What needs to be done – Reproduce all of the data word for word.

Record list –
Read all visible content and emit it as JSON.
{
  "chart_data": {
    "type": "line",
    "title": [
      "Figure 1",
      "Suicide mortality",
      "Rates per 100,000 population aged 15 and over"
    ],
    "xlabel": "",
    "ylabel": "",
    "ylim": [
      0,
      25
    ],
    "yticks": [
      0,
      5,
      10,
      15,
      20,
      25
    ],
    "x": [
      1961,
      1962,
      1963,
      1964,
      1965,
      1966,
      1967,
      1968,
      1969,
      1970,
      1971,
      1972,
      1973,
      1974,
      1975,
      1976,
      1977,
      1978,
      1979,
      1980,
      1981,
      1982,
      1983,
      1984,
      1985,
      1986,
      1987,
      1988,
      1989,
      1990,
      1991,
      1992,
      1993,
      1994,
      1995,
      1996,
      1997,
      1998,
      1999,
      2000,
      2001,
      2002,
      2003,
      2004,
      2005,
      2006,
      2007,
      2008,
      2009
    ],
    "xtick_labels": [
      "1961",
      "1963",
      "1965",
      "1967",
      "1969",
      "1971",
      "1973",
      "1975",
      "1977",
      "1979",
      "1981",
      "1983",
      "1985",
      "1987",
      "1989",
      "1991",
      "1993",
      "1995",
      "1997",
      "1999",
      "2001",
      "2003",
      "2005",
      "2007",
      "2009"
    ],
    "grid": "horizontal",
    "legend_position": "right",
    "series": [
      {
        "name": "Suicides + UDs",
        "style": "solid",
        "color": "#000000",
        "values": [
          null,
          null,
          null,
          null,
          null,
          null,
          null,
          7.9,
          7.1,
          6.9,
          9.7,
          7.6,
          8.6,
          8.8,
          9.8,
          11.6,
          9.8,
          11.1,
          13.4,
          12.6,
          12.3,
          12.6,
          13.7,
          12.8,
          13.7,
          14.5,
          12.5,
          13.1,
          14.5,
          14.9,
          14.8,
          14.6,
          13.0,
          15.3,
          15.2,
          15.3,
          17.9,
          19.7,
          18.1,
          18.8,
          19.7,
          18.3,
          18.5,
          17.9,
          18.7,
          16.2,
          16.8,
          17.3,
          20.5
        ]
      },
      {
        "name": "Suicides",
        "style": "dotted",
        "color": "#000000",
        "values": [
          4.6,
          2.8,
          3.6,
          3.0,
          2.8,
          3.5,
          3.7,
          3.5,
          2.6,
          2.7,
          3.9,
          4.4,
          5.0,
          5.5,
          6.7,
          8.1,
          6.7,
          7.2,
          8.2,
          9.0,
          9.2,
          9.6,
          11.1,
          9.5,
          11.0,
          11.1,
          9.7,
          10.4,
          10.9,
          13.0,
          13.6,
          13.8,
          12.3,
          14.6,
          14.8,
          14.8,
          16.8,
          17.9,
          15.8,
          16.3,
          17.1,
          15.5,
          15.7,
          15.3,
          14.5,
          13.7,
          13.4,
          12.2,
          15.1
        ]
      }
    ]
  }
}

Response –
Read all visible content and emit it as JSON.
{
  "chart_data": {
    "type": "line",
    "title": [
      "Figure 1",
      "Suicide mortality",
      "Rates per 100,000 population aged 15 and over"
    ],
    "xlabel": "",
    "ylabel": "",
    "ylim": [
      0,
      25
    ],
    "yticks": [
      0,
      5,
      10,
      15,
      20,
      25
    ],
    "x": [
      1961,
      1962,
      1963,
      1964,
      1965,
      1966,
      1967,
      1968,
      1969,
      1970,
      1971,
      1972,
      1973,
      1974,
      1975,
      1976,
      1977,
      1978,
      1979,
      1980,
      1981,
      1982,
      1983,
      1984,
      1985,
      1986,
      1987,
      1988,
      1989,
      1990,
      1991,
      1992,
      1993,
      1994,
      1995,
      1996,
      1997,
      1998,
      1999,
      2000,
      2001,
      2002,
      2003,
      2004,
      2005,
      2006,
      2007,
      2008,
      2009
    ],
    "xtick_labels": [
      "1961",
      "1963",
      "1965",
      "1967",
      "1969",
      "1971",
      "1973",
      "1975",
      "1977",
      "1979",
      "1981",
      "1983",
      "1985",
      "1987",
      "1989",
      "1991",
      "1993",
      "1995",
      "1997",
      "1999",
      "2001",
      "2003",
      "2005",
      "2007",
      "2009"
    ],
    "grid": "horizontal",
    "legend_position": "right",
    "series": [
      {
        "name": "Suicides + UDs",
        "style": "solid",
        "color": "#000000",
        "values": [
          null,
          null,
          null,
          null,
          null,
          null,
          null,
          7.9,
          7.1,
          6.9,
          9.7,
          7.6,
          8.6,
          8.8,
          9.8,
          11.6,
          9.8,
          11.1,
          13.4,
          12.6,
          12.3,
          12.6,
          13.7,
          12.8,
          13.7,
          14.5,
          12.5,
          13.1,
          14.5,
          14.9,
          14.8,
          14.6,
          13.0,
          15.3,
          15.2,
          15.3,
          17.9,
          19.7,
          18.1,
          18.8,
          19.7,
          18.3,
          18.5,
          17.9,
          18.7,
          16.2,
          16.8,
          17.3,
          20.5
        ]
      },
      {
        "name": "Suicides",
        "style": "dotted",
        "color": "#000000",
        "values": [
          4.6,
          2.8,
          3.6,
          3.0,
          2.8,
          3.5,
          3.7,
          3.5,
          2.6,
          2.7,
          3.9,
          4.4,
          5.0,
          5.5,
          6.7,
          8.1,
          6.7,
          7.2,
          8.2,
          9.0,
          9.2,
          9.6,
          11.1,
          9.5,
          11.0,
          11.1,
          9.7,
          10.4,
          10.9,
          13.0,
          13.6,
          13.8,
          12.3,
          14.6,
          14.8,
          14.8,
          16.8,
          17.9,
          15.8,
          16.3,
          17.1,
          15.5,
          15.7,
          15.3,
          14.5,
          13.7,
          13.4,
          12.2,
          15.1
        ]
      }
    ]
  }
}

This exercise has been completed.